> [Stored items from a collection]:
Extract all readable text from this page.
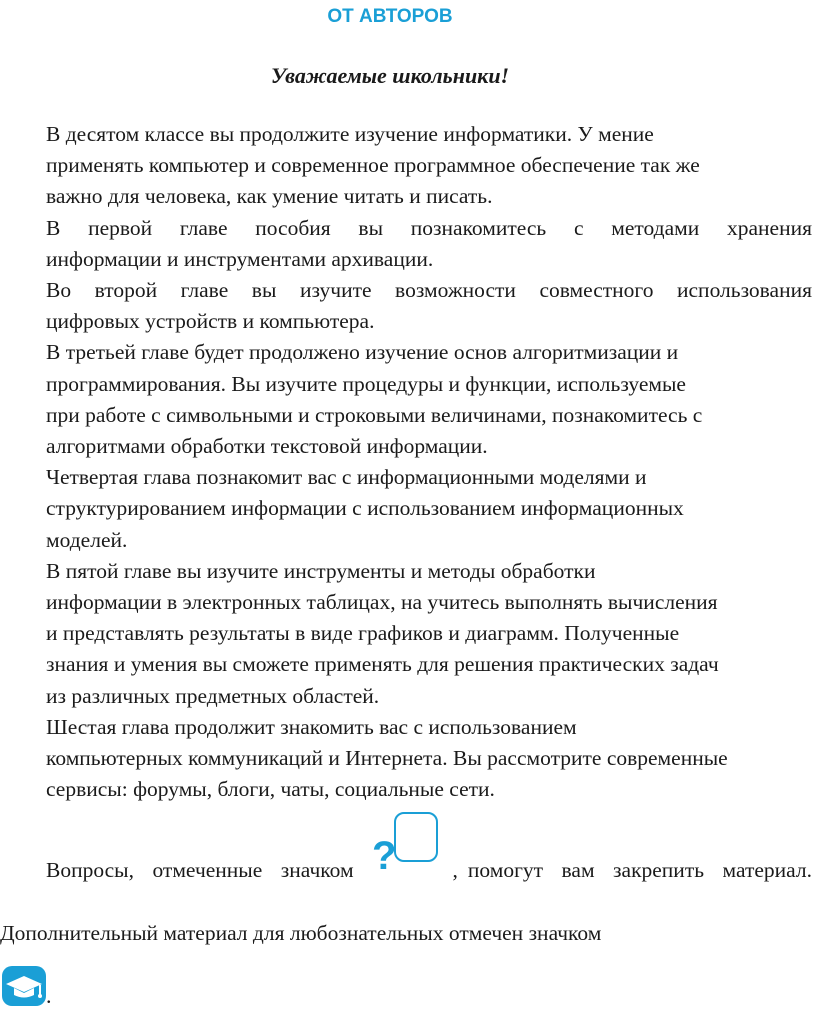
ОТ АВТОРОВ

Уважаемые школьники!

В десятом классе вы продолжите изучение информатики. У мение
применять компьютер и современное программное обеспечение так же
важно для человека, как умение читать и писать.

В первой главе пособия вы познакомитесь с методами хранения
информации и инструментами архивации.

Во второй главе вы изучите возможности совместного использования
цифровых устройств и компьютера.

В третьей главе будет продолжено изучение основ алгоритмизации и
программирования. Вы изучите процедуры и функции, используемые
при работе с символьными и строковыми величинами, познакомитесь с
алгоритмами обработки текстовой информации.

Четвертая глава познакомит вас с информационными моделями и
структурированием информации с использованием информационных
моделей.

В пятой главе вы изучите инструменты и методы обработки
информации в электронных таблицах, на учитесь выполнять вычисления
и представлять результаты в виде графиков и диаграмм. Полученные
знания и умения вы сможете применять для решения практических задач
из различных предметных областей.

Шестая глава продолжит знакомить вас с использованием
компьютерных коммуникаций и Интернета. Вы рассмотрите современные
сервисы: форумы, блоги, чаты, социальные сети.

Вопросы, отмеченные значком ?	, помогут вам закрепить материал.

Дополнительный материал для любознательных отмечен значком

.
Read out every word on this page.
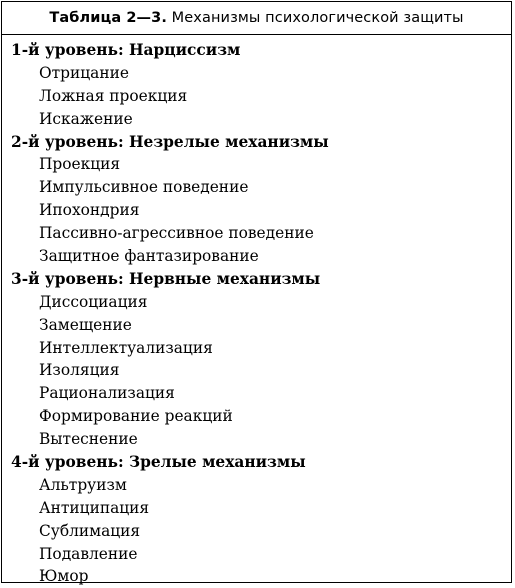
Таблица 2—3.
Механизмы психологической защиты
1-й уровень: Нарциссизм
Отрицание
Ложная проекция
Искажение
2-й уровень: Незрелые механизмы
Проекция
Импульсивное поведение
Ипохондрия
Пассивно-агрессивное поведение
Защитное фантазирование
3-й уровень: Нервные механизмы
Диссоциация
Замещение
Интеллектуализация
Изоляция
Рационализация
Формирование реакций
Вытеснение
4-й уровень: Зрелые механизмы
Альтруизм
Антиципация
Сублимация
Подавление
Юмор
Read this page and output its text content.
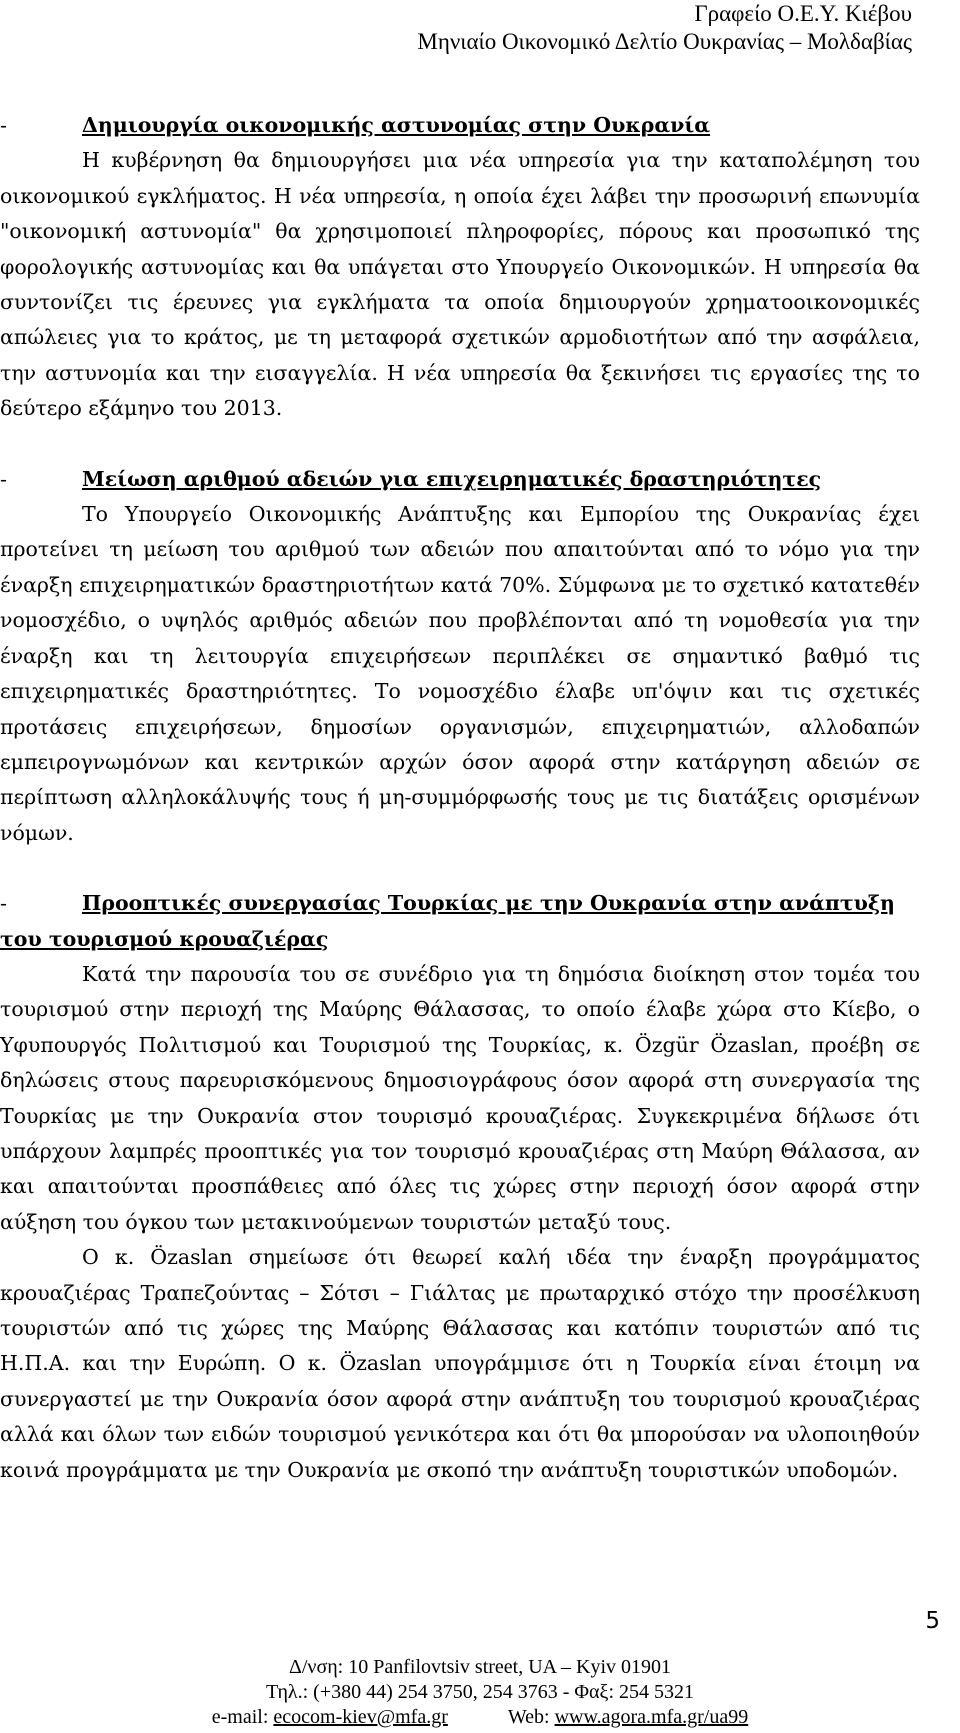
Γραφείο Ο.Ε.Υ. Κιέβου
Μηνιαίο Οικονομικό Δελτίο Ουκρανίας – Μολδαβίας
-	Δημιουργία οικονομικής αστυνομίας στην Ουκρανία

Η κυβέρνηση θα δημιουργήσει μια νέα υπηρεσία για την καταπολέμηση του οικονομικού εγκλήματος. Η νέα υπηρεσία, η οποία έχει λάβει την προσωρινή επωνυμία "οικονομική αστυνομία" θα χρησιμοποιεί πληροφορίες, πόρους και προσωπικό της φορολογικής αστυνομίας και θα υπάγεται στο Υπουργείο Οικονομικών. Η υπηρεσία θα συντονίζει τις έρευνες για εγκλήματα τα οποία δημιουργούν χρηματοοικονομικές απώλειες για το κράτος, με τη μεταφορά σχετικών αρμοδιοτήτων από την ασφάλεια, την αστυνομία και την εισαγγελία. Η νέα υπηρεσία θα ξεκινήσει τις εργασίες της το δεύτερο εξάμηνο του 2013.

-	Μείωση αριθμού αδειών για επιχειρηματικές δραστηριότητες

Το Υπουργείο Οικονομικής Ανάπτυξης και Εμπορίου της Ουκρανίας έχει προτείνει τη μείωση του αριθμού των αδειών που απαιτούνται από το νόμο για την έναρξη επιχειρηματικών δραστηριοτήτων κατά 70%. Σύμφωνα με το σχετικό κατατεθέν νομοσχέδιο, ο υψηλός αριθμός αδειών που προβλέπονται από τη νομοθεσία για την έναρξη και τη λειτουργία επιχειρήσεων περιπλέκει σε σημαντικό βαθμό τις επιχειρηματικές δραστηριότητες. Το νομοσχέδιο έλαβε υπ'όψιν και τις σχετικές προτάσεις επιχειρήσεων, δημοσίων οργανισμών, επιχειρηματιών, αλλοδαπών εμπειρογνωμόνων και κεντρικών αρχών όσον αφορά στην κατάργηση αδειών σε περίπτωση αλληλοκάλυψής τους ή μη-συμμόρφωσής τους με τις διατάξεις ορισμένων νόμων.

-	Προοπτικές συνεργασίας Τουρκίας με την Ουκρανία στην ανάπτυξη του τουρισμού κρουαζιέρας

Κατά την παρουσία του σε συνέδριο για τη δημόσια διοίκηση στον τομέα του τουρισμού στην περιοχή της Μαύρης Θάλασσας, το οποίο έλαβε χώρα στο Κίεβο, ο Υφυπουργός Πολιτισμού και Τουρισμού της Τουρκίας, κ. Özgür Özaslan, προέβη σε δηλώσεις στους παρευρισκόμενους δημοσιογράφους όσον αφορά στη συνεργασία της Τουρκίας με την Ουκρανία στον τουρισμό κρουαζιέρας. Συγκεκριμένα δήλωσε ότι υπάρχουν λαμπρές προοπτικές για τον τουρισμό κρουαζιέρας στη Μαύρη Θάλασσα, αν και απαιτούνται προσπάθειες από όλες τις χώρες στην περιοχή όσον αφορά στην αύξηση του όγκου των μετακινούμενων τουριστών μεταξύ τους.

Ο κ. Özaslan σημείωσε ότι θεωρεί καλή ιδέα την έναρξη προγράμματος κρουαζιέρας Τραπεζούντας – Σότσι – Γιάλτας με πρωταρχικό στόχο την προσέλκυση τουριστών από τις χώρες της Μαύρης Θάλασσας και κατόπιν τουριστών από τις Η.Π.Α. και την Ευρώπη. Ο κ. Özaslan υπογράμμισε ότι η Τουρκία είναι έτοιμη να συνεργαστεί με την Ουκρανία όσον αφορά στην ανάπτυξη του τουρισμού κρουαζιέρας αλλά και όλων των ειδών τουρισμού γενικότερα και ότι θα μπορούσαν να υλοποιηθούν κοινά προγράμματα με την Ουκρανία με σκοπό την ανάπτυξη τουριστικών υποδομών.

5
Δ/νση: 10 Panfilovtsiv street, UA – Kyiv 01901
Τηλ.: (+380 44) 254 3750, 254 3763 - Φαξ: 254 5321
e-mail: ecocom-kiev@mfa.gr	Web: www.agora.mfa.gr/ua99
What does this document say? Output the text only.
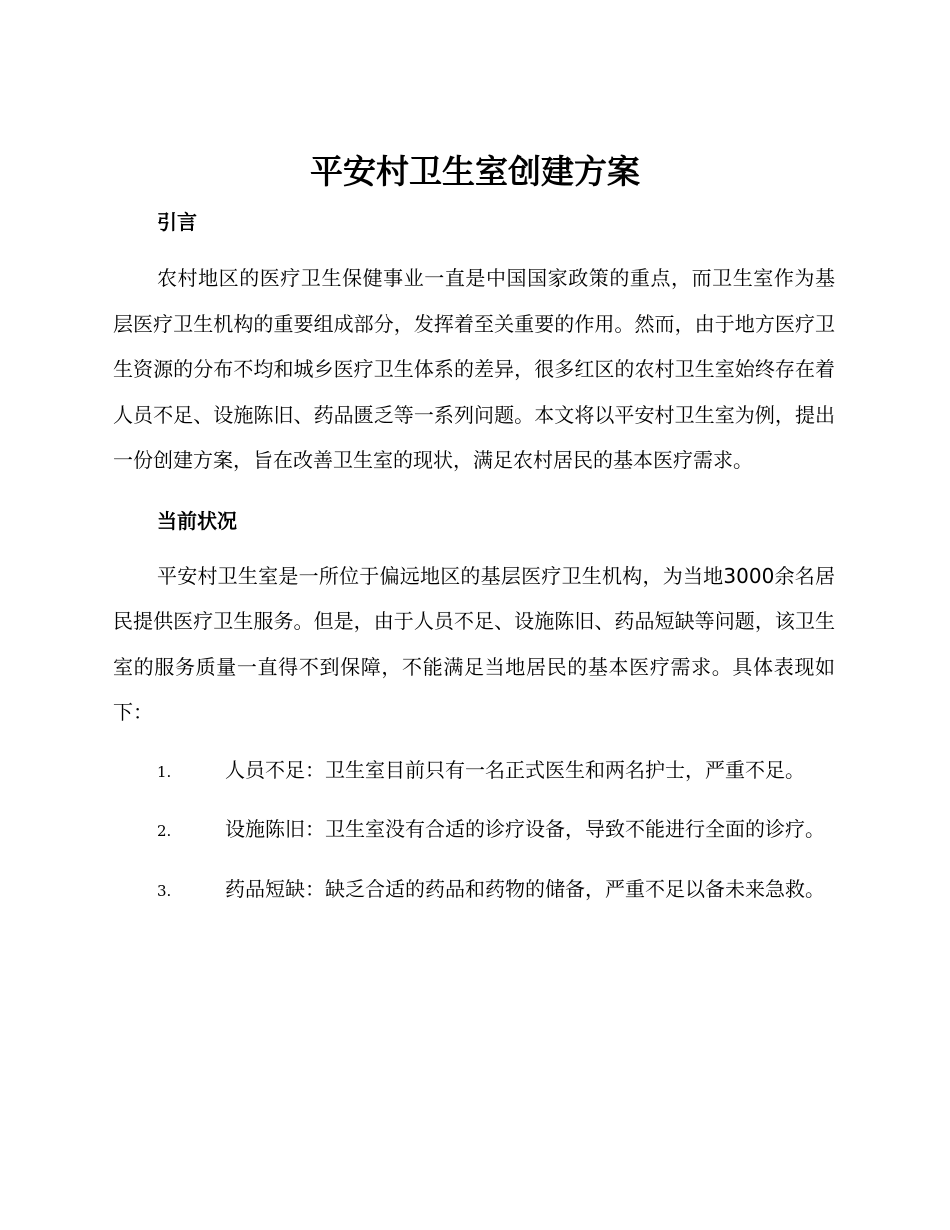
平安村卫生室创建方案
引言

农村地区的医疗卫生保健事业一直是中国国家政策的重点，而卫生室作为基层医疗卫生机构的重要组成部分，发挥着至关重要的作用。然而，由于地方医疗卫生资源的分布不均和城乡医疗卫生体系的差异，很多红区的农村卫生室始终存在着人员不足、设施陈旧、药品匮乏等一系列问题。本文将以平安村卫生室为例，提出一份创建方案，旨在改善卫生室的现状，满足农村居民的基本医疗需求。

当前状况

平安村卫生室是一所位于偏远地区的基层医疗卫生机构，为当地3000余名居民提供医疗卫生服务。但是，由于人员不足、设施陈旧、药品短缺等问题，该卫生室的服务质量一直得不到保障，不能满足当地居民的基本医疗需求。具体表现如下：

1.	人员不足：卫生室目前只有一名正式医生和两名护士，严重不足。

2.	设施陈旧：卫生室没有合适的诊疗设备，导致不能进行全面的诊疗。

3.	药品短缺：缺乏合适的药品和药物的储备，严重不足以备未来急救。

> [Your instructions]: The lines to write out run from the one containing "What does this" through the final line of the material above, both included; write them out exactly, with no pictures.

> [Output of the task]:
What does this document say? Output the text only.
平安村卫生室创建方案
引言

农村地区的医疗卫生保健事业一直是中国国家政策的重点，而卫生室作为基层医疗卫生机构的重要组成部分，发挥着至关重要的作用。然而，由于地方医疗卫生资源的分布不均和城乡医疗卫生体系的差异，很多红区的农村卫生室始终存在着人员不足、设施陈旧、药品匮乏等一系列问题。本文将以平安村卫生室为例，提出一份创建方案，旨在改善卫生室的现状，满足农村居民的基本医疗需求。

当前状况

平安村卫生室是一所位于偏远地区的基层医疗卫生机构，为当地3000余名居民提供医疗卫生服务。但是，由于人员不足、设施陈旧、药品短缺等问题，该卫生室的服务质量一直得不到保障，不能满足当地居民的基本医疗需求。具体表现如下：

1.	人员不足：卫生室目前只有一名正式医生和两名护士，严重不足。

2.	设施陈旧：卫生室没有合适的诊疗设备，导致不能进行全面的诊疗。

3.	药品短缺：缺乏合适的药品和药物的储备，严重不足以备未来急救。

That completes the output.